Begin

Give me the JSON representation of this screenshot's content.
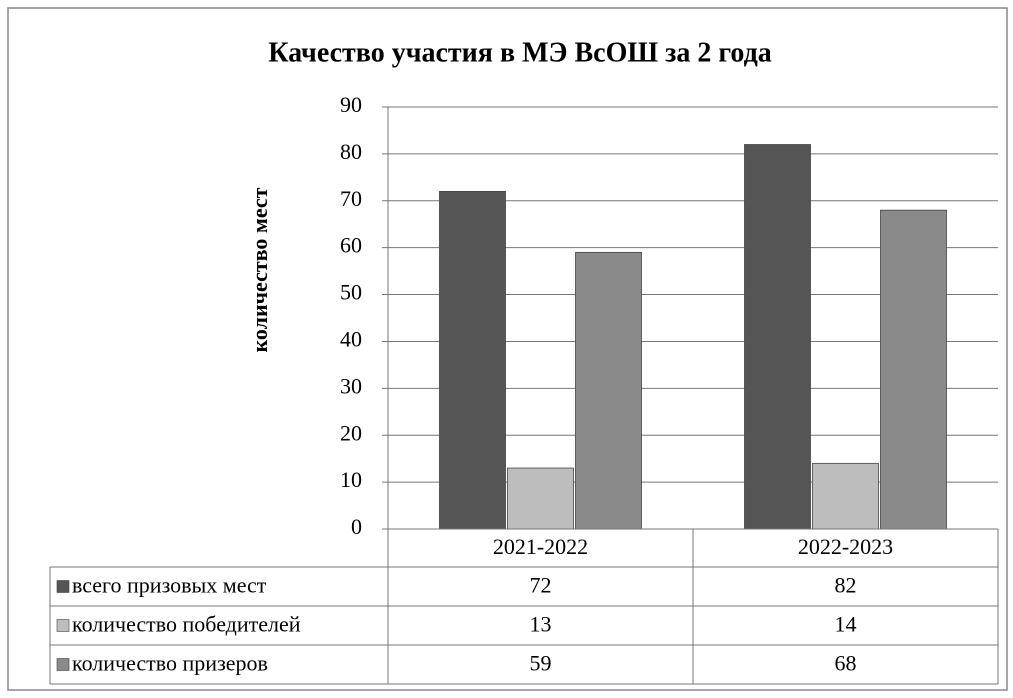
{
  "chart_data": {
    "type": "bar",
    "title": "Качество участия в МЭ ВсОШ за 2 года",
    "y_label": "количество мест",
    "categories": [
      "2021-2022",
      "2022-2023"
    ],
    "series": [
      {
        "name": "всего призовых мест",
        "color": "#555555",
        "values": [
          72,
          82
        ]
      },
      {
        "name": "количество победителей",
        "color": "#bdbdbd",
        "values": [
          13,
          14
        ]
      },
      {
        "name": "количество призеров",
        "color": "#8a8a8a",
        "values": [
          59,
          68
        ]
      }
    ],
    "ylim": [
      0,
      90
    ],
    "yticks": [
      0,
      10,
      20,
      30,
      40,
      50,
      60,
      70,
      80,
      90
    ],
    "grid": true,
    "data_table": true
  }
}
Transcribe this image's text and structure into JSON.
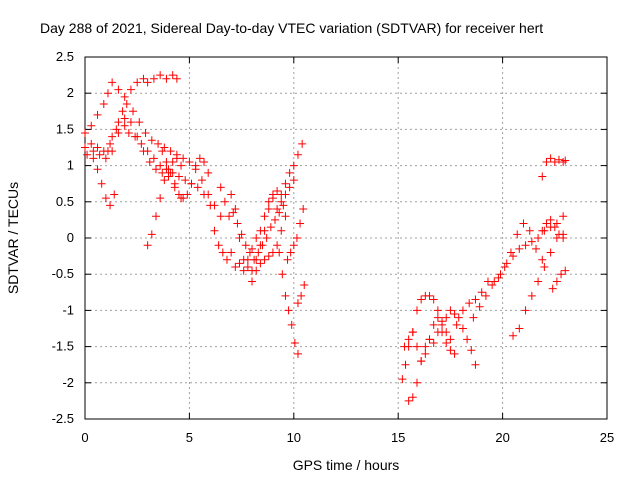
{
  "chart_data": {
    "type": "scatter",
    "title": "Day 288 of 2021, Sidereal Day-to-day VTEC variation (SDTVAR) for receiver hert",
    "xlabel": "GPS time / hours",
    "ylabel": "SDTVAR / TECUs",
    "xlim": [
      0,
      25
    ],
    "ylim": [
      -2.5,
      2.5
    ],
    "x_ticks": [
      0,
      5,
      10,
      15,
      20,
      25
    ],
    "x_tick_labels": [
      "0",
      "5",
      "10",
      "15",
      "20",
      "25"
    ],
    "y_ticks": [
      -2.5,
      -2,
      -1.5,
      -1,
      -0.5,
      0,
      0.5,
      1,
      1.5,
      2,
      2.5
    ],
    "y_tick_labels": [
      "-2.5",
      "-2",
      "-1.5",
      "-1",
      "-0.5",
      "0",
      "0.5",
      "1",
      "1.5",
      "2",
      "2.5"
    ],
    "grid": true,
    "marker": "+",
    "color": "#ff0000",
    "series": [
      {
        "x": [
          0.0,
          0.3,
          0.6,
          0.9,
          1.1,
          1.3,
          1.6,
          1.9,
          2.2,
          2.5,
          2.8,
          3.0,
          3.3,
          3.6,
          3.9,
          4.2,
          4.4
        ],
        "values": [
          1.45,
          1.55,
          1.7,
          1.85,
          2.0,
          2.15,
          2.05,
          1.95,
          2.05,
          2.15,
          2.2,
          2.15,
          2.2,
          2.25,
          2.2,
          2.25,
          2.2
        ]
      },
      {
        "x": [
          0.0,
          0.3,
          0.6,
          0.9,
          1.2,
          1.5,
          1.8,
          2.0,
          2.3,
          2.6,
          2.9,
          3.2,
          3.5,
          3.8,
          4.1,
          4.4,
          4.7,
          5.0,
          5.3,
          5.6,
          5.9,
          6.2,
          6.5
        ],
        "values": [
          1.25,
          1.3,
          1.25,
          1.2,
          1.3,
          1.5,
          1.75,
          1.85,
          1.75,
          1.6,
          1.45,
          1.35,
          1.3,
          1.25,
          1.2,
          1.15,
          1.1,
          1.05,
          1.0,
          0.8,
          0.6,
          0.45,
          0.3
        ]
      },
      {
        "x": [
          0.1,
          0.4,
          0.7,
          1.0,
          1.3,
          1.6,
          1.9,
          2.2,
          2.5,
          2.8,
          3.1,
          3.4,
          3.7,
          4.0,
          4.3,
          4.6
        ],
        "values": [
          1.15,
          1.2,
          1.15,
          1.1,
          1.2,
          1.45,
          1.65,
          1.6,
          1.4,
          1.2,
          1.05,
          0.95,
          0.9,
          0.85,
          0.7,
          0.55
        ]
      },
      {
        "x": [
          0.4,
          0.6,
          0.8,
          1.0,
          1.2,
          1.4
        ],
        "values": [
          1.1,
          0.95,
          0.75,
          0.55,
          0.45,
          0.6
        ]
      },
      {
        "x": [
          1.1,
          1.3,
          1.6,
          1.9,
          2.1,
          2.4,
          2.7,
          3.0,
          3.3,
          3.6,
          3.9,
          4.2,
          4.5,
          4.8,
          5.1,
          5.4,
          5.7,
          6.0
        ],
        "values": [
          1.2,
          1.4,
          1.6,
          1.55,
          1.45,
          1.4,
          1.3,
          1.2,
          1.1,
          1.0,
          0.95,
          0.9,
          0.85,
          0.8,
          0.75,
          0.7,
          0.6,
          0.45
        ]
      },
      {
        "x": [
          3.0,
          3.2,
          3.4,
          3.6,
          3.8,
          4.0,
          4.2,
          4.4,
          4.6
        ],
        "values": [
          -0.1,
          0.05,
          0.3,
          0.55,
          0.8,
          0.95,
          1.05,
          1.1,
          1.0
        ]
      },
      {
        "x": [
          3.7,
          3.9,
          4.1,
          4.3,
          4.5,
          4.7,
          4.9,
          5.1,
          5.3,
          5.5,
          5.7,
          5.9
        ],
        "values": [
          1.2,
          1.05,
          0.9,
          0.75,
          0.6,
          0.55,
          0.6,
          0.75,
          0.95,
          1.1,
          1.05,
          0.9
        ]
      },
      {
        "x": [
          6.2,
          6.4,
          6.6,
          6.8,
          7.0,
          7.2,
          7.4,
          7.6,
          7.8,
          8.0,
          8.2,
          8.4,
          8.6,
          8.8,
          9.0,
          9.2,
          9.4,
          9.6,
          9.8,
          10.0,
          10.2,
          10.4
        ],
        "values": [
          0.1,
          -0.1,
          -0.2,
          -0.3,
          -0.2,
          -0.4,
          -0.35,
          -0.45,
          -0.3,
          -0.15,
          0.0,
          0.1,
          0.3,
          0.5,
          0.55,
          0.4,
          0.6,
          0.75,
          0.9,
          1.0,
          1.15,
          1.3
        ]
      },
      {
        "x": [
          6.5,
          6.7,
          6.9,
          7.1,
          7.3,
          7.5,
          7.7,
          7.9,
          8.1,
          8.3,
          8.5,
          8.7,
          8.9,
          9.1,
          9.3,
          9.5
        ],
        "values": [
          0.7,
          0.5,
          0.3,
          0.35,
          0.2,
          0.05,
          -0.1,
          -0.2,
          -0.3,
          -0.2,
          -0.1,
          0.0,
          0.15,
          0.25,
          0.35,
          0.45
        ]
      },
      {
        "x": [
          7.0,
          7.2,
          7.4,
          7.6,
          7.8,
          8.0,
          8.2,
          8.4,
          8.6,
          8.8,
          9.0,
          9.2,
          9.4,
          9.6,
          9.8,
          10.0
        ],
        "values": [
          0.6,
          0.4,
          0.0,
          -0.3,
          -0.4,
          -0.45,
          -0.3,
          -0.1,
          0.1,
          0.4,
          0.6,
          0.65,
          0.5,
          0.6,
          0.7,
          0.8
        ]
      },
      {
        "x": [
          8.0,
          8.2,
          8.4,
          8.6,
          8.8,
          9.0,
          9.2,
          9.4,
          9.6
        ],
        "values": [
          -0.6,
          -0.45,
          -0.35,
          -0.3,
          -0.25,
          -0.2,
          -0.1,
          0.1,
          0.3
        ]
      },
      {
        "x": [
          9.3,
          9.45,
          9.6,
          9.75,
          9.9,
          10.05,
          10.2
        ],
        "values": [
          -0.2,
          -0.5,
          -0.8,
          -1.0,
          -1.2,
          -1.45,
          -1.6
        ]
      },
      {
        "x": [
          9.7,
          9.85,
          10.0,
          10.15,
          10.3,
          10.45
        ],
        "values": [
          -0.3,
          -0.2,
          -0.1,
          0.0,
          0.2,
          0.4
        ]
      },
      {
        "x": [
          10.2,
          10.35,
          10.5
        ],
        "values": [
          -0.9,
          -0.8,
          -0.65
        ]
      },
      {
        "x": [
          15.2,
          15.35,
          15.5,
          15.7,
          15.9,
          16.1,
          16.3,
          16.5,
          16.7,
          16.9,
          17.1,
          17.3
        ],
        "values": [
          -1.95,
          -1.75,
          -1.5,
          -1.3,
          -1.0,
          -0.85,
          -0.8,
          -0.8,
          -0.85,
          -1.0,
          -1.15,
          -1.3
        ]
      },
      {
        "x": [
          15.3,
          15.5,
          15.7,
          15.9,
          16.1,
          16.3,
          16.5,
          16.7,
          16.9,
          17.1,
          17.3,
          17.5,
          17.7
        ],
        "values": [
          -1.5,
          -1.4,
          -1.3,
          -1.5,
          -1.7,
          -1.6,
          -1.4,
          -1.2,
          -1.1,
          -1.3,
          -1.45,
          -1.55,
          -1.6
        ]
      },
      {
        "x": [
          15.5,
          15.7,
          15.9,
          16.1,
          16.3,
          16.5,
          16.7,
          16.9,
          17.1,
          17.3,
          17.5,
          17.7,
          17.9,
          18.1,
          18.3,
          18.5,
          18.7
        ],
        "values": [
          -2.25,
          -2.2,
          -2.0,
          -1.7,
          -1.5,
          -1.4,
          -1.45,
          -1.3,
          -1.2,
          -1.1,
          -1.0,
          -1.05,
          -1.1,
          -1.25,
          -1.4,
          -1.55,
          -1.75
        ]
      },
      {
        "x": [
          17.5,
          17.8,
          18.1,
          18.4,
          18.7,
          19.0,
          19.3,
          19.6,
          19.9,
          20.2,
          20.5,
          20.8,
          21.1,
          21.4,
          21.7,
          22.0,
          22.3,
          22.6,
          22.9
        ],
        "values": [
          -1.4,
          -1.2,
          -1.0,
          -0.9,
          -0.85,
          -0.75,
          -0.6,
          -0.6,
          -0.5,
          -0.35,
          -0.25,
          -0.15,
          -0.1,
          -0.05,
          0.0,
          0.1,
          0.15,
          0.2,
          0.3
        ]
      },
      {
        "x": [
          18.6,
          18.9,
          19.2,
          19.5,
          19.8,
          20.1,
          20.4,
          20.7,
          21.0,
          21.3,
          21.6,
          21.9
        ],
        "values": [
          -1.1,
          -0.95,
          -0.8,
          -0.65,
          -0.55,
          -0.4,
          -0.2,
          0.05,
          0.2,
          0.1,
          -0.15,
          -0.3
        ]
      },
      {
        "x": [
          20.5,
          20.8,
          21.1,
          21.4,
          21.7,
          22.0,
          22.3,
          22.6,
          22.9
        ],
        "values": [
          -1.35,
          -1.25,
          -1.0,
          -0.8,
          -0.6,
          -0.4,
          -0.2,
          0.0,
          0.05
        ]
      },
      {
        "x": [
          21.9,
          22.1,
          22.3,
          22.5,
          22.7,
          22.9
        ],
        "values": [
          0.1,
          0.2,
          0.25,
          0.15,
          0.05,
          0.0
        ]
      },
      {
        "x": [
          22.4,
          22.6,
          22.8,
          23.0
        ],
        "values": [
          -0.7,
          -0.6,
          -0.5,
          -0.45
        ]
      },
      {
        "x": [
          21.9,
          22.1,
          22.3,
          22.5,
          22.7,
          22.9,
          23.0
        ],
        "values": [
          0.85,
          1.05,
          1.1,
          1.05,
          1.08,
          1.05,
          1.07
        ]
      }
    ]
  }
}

End

Filter the data, keeping only the lines that contain "this".

▶ _Worked answer_
Give me the JSON representation of this screenshot's content.
Transcribe this image's text and structure into JSON.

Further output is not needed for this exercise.